Return each line of the data below verbatim; pictures are to be left out.

(Records that describe figures)

○ ○ ○ ○ ○ ○ ○

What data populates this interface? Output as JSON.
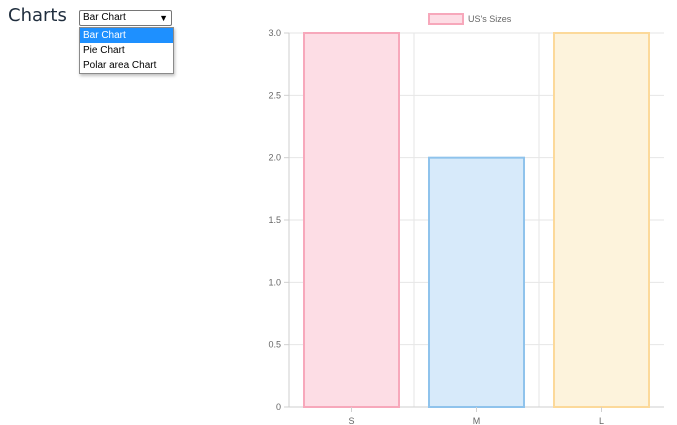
{
  "page": {
    "heading": "Charts"
  },
  "chart_selector": {
    "selected": "Bar Chart",
    "options": [
      "Bar Chart",
      "Pie Chart",
      "Polar area Chart"
    ]
  },
  "chart_data": {
    "type": "bar",
    "categories": [
      "S",
      "M",
      "L"
    ],
    "series": [
      {
        "name": "US's Sizes",
        "values": [
          3,
          2,
          3
        ]
      }
    ],
    "ylim": [
      0,
      3
    ],
    "yticks": [
      "0",
      "0.5",
      "1.0",
      "1.5",
      "2.0",
      "2.5",
      "3.0"
    ],
    "legend_position": "top",
    "grid": true,
    "bar_fill_colors": [
      "#fddde5",
      "#d7eafa",
      "#fdf3dc"
    ],
    "bar_border_colors": [
      "#f7a8bb",
      "#8fc3ec",
      "#fcd99a"
    ],
    "legend_fill": "#fddde5",
    "legend_border": "#f7a8bb"
  }
}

○ ○ ○ ○ ○ ○ ○

» **Complete response**:
What data populates this interface? Output as JSON.
{
  "page": {
    "heading": "Charts"
  },
  "chart_selector": {
    "selected": "Bar Chart",
    "options": [
      "Bar Chart",
      "Pie Chart",
      "Polar area Chart"
    ]
  },
  "chart_data": {
    "type": "bar",
    "categories": [
      "S",
      "M",
      "L"
    ],
    "series": [
      {
        "name": "US's Sizes",
        "values": [
          3,
          2,
          3
        ]
      }
    ],
    "ylim": [
      0,
      3
    ],
    "yticks": [
      "0",
      "0.5",
      "1.0",
      "1.5",
      "2.0",
      "2.5",
      "3.0"
    ],
    "legend_position": "top",
    "grid": true,
    "bar_fill_colors": [
      "#fddde5",
      "#d7eafa",
      "#fdf3dc"
    ],
    "bar_border_colors": [
      "#f7a8bb",
      "#8fc3ec",
      "#fcd99a"
    ],
    "legend_fill": "#fddde5",
    "legend_border": "#f7a8bb"
  }
}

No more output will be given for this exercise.